* [OBJECTIVE]:
Collect all lines containing the word "ᠪᠢᠴᠢᠭ" from the data.

* [STORED RECORDS]:
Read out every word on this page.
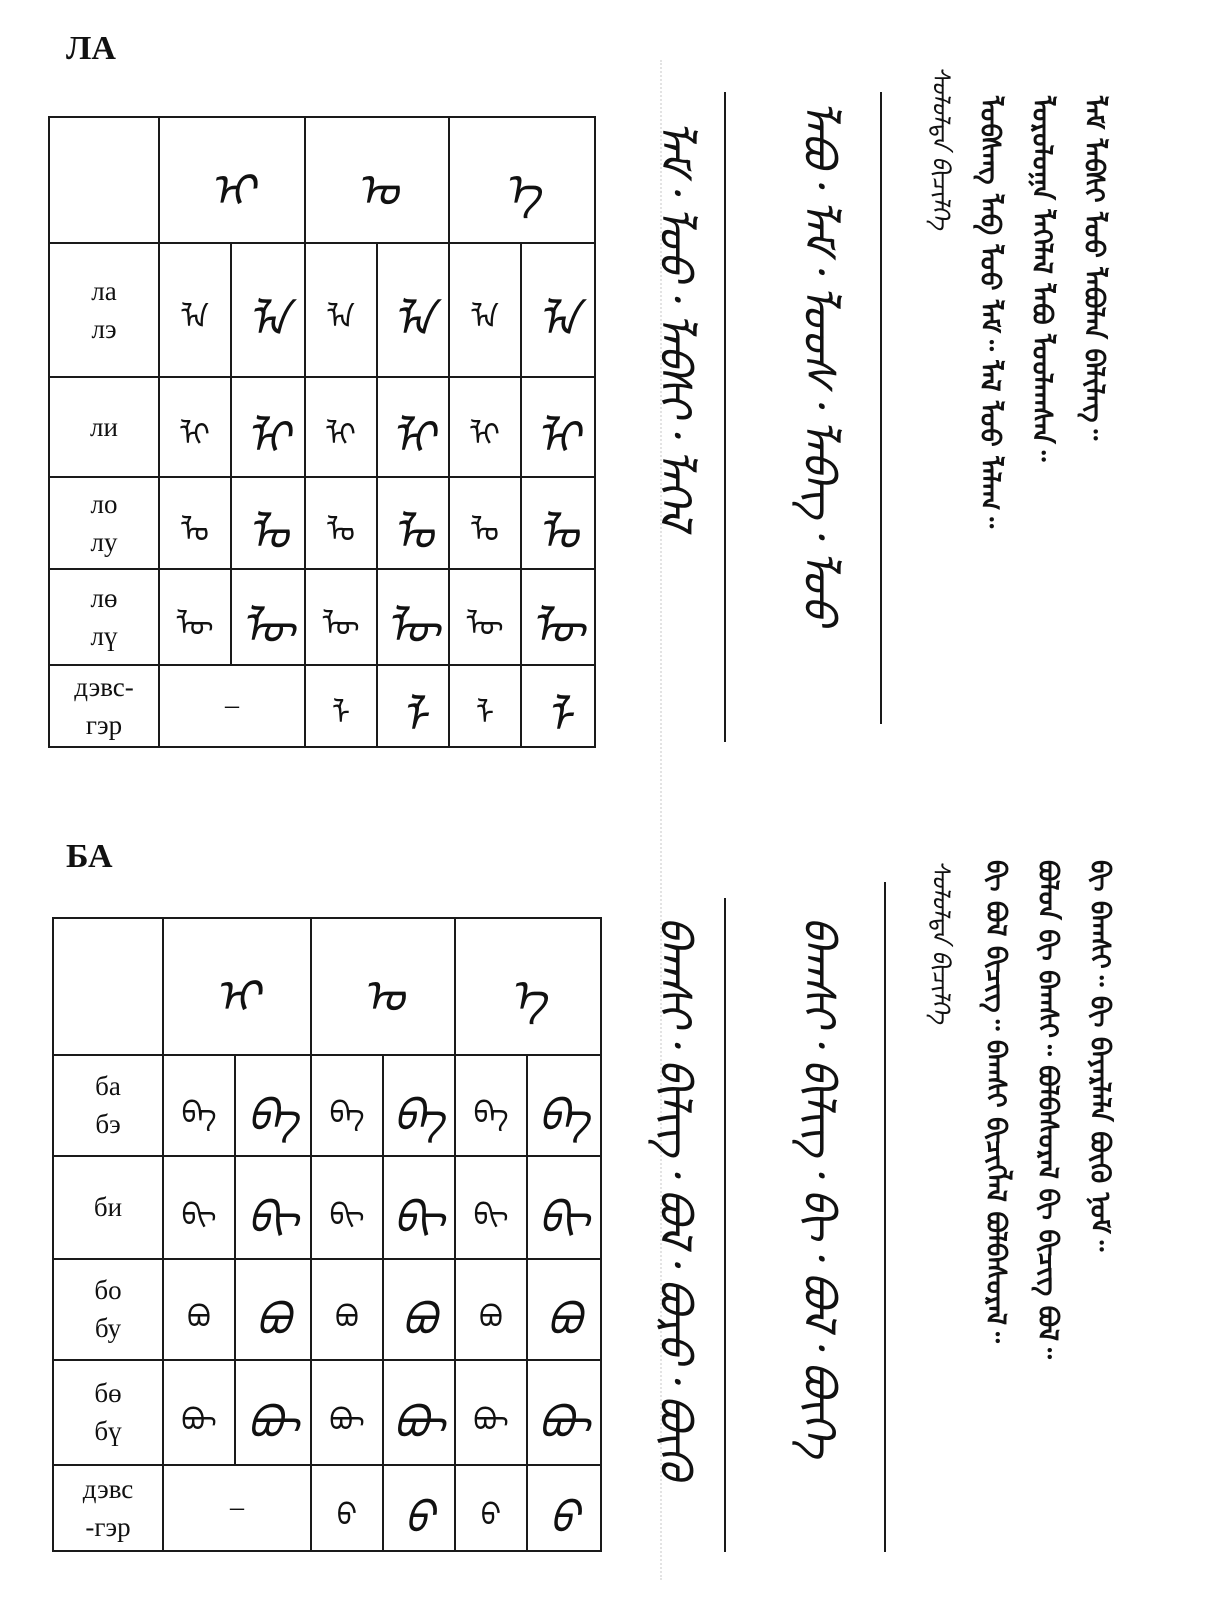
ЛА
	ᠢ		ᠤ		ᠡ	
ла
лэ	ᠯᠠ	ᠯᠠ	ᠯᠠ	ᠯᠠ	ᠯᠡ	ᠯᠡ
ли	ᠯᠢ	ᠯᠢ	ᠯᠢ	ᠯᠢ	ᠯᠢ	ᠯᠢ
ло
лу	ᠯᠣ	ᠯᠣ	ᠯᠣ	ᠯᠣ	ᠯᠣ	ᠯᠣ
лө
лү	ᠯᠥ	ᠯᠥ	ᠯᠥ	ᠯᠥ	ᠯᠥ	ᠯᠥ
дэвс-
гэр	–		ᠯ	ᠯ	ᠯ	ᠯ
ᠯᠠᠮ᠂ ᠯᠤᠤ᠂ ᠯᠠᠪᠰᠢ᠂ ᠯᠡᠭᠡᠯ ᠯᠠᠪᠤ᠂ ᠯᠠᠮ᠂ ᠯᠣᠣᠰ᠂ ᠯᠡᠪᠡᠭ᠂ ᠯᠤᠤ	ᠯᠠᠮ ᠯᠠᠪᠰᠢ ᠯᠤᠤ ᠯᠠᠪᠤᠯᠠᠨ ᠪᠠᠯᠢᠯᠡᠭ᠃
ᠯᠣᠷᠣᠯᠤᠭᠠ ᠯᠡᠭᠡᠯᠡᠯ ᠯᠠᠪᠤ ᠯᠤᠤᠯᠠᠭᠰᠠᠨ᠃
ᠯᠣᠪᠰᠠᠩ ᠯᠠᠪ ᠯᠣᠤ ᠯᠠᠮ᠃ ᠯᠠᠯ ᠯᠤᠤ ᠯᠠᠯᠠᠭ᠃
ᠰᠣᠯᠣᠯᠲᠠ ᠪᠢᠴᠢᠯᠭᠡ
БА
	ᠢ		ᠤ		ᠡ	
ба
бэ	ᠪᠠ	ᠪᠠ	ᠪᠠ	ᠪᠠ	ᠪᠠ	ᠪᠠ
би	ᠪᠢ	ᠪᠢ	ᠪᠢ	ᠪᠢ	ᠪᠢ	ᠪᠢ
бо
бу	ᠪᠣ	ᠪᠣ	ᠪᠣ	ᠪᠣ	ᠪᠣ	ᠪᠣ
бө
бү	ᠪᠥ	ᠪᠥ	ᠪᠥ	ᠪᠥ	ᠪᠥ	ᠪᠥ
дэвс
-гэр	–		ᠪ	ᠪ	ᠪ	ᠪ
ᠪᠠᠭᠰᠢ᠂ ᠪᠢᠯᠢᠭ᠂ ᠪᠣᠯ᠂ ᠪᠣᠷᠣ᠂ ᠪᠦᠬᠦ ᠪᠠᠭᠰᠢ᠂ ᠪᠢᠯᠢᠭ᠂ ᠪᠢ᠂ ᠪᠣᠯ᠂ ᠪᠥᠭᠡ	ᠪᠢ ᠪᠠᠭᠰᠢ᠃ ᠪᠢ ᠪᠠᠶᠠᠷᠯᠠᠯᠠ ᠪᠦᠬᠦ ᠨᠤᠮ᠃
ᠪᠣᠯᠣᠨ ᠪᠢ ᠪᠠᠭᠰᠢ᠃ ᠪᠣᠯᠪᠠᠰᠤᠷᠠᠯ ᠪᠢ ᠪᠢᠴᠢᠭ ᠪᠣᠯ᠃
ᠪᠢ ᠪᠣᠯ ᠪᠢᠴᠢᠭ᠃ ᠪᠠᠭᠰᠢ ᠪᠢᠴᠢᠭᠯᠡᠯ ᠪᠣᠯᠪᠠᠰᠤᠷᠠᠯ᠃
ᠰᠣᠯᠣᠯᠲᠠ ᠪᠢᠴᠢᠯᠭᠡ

* * *

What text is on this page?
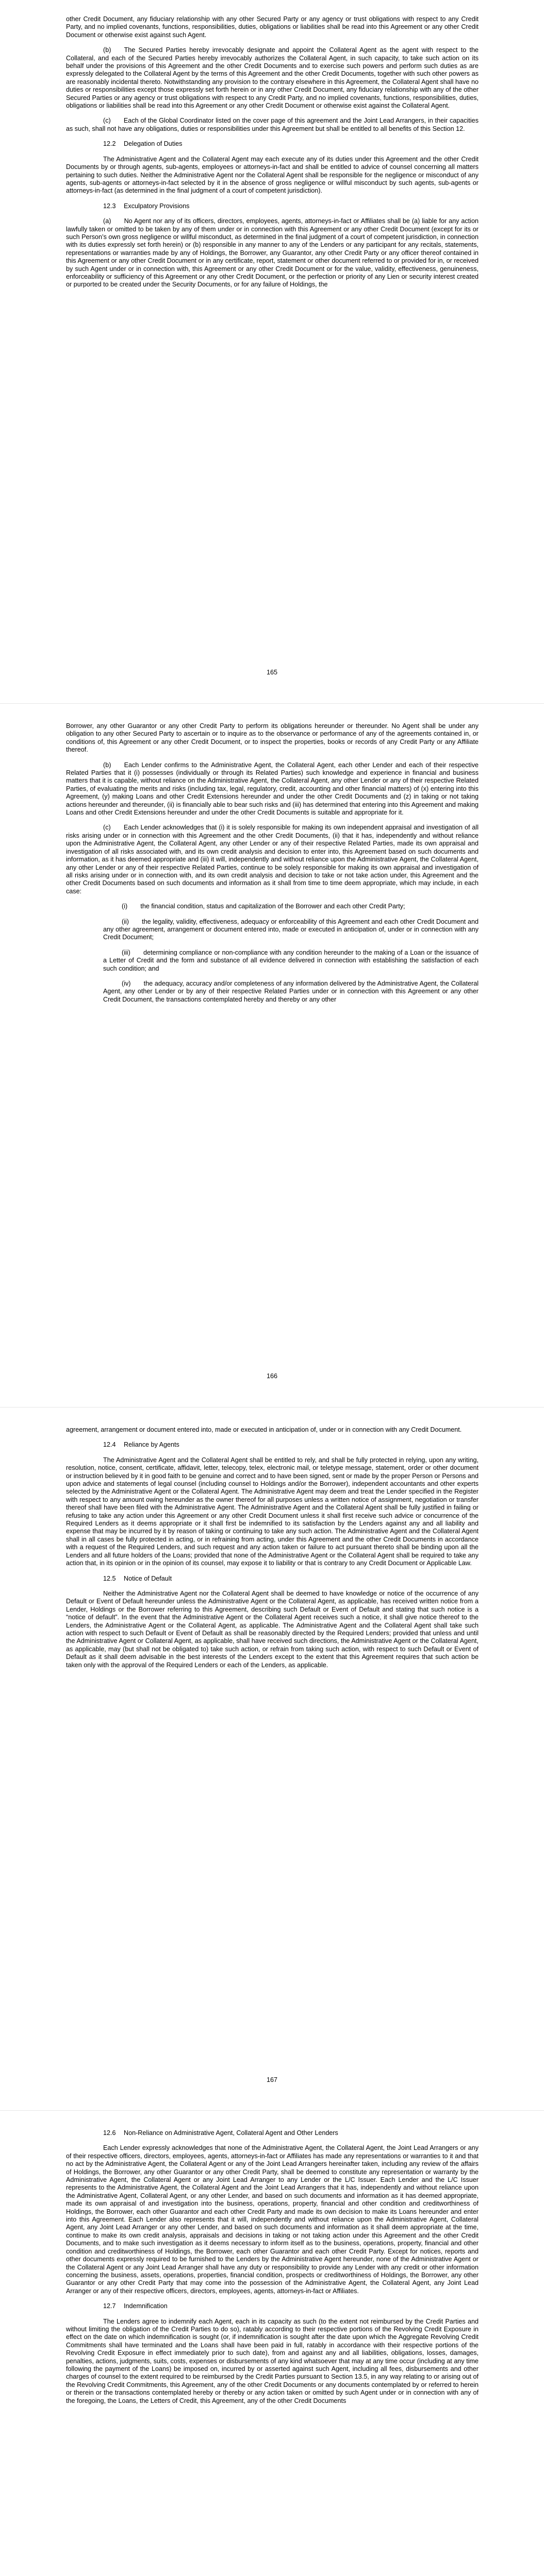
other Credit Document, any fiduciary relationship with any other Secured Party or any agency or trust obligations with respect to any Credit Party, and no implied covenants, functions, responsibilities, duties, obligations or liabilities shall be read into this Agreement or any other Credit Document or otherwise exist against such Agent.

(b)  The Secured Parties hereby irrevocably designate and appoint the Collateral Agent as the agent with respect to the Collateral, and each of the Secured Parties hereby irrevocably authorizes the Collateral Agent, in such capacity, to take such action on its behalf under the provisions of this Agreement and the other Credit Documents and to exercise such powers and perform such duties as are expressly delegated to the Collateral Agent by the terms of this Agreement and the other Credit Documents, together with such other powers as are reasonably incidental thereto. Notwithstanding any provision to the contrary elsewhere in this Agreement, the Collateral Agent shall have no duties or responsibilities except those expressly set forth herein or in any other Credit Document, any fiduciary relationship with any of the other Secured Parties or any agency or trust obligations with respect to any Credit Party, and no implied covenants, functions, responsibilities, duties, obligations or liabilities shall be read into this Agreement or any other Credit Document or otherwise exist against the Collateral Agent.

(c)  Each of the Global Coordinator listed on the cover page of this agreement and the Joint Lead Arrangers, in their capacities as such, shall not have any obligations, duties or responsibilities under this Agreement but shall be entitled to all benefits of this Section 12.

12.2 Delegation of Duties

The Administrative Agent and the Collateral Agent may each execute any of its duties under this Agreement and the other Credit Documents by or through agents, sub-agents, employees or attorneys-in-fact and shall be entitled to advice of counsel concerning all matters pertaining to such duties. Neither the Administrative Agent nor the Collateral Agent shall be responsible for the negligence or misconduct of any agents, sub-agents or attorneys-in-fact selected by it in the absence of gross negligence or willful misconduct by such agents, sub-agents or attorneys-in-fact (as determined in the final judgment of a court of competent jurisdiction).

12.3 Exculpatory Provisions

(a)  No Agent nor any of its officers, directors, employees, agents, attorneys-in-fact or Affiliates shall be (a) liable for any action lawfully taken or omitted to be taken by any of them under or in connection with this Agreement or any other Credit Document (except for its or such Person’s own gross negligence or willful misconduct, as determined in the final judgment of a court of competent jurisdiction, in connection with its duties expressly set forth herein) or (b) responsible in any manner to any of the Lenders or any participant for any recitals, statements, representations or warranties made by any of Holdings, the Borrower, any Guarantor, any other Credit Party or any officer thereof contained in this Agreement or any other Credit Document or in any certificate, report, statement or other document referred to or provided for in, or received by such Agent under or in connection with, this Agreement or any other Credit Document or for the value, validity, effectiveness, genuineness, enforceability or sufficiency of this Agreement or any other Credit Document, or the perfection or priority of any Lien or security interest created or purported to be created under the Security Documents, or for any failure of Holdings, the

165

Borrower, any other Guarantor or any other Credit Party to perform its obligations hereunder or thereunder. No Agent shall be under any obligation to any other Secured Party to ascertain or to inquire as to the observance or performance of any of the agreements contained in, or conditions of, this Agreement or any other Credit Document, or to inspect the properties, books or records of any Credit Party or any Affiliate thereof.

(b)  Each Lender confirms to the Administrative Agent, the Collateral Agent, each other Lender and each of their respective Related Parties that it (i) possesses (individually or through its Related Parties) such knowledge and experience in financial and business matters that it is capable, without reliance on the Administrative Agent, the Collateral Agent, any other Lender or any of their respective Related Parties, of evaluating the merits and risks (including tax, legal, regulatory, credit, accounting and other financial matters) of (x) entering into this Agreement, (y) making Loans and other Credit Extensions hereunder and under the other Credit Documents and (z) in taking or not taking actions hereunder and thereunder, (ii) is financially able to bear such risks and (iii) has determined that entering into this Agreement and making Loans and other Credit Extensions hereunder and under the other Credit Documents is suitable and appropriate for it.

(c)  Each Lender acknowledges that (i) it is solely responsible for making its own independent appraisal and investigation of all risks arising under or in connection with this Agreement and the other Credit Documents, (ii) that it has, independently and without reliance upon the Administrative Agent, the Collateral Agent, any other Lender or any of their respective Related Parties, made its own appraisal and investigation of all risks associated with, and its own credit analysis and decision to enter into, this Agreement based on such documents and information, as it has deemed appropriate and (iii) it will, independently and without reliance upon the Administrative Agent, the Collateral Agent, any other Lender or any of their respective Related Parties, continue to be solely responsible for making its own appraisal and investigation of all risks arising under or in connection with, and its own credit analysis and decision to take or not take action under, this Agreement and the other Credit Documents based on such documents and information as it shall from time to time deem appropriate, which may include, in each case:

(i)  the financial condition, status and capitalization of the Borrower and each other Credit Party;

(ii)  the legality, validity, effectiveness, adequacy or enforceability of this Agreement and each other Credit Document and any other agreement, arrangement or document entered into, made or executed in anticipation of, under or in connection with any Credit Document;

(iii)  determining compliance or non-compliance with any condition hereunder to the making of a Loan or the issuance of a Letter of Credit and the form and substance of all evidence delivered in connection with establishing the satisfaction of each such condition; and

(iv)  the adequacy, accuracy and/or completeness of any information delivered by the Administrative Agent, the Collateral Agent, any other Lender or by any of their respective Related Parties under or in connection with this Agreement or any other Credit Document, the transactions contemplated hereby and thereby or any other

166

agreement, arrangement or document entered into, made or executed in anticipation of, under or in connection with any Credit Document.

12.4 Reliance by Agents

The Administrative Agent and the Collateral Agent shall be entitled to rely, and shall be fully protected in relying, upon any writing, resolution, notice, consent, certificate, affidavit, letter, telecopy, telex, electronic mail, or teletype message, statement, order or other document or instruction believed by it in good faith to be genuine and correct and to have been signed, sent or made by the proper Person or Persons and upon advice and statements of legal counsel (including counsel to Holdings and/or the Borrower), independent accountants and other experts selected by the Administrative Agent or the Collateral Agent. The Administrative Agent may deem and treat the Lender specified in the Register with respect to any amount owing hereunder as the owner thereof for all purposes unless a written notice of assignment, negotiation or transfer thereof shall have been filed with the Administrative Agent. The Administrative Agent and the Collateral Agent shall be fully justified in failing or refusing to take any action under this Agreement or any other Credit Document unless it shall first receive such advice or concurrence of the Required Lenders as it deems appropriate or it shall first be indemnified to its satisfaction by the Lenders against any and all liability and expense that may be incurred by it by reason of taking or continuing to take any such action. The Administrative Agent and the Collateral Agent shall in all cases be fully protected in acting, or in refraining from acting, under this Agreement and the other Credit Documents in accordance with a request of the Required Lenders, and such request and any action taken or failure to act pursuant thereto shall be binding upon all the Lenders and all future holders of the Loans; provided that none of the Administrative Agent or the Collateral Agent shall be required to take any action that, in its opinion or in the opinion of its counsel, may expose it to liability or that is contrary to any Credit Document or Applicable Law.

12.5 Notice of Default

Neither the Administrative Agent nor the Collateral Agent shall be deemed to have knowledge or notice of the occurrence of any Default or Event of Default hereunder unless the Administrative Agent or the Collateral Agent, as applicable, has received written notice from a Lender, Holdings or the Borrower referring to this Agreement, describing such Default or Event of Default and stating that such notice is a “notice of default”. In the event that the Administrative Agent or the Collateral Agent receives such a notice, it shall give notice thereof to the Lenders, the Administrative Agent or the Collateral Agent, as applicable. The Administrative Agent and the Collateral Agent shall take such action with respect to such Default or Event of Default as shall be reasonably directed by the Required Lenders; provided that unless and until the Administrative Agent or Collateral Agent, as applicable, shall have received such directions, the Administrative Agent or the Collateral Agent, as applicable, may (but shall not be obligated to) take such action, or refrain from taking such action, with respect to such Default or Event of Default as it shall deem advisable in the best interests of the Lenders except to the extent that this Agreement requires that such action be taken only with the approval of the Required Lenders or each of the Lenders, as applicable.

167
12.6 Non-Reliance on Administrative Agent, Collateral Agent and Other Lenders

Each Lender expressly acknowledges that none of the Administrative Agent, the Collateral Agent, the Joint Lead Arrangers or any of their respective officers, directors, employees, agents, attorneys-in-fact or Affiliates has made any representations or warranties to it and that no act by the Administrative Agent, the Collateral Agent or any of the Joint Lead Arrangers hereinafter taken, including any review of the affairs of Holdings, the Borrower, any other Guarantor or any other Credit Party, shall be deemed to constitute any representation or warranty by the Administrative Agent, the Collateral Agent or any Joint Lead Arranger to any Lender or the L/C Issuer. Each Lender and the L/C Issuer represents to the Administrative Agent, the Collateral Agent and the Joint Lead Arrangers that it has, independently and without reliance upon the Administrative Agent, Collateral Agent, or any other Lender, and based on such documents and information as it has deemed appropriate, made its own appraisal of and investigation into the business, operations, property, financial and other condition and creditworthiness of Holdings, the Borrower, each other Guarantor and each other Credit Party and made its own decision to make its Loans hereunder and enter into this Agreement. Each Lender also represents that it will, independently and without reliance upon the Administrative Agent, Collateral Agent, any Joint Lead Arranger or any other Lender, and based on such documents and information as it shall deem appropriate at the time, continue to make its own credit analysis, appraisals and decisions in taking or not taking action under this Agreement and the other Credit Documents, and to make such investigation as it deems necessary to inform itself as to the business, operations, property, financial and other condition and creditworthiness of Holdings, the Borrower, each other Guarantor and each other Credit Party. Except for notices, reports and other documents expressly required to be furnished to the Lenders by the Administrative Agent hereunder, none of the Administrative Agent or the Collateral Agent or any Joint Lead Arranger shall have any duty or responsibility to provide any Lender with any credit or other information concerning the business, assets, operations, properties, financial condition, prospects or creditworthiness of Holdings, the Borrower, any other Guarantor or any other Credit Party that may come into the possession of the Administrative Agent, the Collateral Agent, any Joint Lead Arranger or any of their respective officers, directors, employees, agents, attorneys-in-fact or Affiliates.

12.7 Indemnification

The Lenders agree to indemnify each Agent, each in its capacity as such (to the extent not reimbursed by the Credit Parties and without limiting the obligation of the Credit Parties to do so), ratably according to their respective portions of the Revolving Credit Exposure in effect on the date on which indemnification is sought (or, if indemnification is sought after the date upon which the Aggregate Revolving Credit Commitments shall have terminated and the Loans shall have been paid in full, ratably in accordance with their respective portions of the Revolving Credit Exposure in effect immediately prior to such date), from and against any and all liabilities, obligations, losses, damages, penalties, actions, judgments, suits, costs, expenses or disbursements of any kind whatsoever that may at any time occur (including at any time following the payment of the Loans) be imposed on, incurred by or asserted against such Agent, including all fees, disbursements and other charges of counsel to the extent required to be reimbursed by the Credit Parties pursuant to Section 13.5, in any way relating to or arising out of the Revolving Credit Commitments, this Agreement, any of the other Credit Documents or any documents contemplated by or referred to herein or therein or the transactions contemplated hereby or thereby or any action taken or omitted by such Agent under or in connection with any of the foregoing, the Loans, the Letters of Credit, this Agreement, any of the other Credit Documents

* [SOLUTION FOR THIS TASK]:
ᠪᠣᠯᠣᠨ ᠪᠢ ᠪᠠᠭᠰᠢ᠃ ᠪᠣᠯᠪᠠᠰᠤᠷᠠᠯ ᠪᠢ ᠪᠢᠴᠢᠭ ᠪᠣᠯ᠃
ᠪᠢ ᠪᠣᠯ ᠪᠢᠴᠢᠭ᠃ ᠪᠠᠭᠰᠢ ᠪᠢᠴᠢᠭᠯᠡᠯ ᠪᠣᠯᠪᠠᠰᠤᠷᠠᠯ᠃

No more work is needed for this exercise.